[START Data extract]

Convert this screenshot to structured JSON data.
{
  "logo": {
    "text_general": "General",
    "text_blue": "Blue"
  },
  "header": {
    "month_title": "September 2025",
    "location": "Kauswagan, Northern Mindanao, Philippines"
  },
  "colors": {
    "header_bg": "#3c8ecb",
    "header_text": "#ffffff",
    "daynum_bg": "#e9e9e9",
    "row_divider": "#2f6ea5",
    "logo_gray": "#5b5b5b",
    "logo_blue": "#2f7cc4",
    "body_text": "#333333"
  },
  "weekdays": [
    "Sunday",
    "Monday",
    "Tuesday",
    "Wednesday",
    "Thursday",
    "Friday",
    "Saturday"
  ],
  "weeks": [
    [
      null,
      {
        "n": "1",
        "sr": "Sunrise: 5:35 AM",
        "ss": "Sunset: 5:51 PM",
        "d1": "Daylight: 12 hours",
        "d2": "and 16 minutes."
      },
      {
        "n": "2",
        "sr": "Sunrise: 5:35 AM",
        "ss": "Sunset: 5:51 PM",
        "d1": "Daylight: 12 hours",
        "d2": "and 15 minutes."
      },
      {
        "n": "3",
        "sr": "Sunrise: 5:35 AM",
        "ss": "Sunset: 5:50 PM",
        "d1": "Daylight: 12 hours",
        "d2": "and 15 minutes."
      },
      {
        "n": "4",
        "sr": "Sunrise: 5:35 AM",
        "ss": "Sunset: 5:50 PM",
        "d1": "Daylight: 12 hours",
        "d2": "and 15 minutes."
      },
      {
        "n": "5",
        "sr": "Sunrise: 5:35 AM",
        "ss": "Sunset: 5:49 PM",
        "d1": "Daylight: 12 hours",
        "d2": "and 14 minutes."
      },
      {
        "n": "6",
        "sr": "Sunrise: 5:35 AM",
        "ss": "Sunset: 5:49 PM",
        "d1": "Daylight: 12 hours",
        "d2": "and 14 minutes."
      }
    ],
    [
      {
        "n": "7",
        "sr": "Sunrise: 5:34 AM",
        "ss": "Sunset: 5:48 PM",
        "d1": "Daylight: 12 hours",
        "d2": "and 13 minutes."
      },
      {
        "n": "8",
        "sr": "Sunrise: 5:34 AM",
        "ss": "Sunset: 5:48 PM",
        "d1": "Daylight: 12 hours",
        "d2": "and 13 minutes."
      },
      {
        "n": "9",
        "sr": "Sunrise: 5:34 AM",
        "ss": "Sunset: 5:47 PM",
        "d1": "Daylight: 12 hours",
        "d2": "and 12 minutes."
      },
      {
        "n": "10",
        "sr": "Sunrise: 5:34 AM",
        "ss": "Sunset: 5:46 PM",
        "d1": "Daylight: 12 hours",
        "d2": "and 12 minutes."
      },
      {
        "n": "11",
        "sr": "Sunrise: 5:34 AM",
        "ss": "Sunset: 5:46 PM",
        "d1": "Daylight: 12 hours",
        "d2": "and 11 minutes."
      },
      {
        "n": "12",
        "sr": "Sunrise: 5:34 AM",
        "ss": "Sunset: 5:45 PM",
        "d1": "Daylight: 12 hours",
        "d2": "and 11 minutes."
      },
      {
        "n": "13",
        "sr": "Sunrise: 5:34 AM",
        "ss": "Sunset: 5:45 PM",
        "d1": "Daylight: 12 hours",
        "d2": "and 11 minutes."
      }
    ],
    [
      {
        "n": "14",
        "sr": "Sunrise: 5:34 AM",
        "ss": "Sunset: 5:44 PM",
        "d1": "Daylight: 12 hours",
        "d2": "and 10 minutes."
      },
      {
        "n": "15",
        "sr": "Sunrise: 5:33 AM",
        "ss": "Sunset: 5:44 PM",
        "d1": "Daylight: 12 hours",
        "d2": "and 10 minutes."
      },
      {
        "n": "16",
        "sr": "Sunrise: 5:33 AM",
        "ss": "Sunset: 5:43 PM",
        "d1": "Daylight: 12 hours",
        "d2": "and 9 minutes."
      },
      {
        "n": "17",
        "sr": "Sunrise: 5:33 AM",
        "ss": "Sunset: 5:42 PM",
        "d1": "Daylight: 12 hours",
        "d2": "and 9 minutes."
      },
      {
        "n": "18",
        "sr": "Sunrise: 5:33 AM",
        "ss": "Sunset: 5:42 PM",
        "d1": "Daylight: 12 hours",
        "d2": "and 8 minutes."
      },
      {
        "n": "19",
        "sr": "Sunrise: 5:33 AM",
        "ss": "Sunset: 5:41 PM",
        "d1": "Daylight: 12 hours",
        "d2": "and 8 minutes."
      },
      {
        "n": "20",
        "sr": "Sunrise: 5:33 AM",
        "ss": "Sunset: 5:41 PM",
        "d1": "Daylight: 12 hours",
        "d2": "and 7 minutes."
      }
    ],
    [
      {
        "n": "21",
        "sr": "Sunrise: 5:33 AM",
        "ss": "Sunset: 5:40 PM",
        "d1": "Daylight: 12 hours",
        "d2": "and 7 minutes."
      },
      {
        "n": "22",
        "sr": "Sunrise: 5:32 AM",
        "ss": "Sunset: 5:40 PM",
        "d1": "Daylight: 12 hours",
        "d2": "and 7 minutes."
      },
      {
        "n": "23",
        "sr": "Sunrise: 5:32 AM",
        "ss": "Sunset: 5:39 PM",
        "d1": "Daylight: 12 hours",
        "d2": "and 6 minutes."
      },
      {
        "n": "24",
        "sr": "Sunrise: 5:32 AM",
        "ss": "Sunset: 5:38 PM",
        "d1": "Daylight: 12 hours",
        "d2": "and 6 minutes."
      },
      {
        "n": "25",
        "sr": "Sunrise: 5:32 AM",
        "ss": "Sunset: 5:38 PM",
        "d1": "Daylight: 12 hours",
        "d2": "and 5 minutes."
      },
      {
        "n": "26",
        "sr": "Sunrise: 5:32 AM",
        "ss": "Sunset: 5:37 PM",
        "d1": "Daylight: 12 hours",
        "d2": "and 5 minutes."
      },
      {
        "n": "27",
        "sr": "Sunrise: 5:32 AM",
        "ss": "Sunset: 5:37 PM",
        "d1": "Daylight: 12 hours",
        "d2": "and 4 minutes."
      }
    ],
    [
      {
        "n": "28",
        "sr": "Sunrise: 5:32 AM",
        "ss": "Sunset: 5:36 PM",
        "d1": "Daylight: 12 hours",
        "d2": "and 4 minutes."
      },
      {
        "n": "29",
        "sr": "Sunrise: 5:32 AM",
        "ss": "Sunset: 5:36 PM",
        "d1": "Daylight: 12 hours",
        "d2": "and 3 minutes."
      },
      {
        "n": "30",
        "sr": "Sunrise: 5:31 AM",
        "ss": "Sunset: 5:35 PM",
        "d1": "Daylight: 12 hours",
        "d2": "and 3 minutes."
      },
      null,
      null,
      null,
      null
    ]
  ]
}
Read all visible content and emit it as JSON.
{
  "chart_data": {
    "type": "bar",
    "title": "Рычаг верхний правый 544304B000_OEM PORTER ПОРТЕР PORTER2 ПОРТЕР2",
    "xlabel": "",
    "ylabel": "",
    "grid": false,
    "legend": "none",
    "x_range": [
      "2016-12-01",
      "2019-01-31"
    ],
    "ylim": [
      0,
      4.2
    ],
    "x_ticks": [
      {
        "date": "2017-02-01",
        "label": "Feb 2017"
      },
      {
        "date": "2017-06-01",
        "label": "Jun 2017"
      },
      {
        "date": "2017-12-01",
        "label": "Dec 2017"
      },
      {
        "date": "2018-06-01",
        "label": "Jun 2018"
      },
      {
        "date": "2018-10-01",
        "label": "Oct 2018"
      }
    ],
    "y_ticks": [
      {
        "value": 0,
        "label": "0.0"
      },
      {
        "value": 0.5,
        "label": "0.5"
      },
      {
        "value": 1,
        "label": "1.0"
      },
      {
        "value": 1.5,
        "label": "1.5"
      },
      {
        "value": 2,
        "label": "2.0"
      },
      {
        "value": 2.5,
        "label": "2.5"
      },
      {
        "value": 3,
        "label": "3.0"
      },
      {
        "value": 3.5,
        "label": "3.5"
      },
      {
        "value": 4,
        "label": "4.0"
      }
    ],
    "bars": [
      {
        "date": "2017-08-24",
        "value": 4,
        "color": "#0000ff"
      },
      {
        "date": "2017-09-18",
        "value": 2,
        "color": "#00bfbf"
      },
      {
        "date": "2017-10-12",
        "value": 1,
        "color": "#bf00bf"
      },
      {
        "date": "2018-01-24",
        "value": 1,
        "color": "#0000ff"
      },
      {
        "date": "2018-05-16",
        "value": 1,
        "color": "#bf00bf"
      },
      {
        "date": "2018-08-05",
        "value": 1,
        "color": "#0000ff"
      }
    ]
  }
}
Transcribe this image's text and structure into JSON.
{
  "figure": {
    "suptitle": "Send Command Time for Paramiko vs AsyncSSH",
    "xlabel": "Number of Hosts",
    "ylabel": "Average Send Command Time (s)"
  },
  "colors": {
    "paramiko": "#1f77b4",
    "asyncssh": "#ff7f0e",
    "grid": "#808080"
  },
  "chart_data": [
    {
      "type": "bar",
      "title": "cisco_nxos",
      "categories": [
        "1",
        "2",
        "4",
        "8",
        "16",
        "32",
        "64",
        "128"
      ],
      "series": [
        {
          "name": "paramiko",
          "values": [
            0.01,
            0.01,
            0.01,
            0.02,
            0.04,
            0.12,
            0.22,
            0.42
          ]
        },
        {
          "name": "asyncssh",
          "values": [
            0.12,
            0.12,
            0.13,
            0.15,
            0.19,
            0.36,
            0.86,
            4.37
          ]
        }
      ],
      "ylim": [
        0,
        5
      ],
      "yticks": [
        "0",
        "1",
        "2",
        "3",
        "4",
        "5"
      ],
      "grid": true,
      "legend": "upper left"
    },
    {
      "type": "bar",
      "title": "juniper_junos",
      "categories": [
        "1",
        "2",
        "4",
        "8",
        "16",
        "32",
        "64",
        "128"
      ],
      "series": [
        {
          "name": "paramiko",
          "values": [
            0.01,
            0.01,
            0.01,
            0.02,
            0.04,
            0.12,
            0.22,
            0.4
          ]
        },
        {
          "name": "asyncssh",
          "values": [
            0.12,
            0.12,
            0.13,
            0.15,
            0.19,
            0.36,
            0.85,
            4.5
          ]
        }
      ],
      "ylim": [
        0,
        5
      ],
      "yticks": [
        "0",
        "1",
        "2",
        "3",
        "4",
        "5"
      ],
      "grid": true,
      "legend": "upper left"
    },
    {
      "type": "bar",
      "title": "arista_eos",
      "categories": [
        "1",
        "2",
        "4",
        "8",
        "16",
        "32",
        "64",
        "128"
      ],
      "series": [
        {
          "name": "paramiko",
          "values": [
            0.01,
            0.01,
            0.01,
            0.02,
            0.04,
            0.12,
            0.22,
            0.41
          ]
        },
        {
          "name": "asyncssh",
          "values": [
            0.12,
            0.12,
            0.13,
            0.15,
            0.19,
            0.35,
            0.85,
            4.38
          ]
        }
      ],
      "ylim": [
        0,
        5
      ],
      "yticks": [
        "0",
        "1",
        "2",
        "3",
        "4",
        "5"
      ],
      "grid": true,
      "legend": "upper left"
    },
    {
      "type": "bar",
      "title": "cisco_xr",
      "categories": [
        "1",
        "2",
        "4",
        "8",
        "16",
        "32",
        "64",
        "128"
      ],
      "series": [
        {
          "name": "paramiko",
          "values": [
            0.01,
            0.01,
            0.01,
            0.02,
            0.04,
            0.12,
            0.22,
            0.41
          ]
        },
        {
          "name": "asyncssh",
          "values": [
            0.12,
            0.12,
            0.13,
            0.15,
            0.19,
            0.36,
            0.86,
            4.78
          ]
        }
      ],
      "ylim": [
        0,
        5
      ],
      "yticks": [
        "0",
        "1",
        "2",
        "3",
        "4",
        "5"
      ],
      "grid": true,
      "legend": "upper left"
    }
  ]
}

[END Data extract]

Task to carry out: Pull out each line of the records holding the string "Time".

Task answer:
    "suptitle": "Send Command Time for Paramiko vs AsyncSSH",
    "ylabel": "Average Send Command Time (s)"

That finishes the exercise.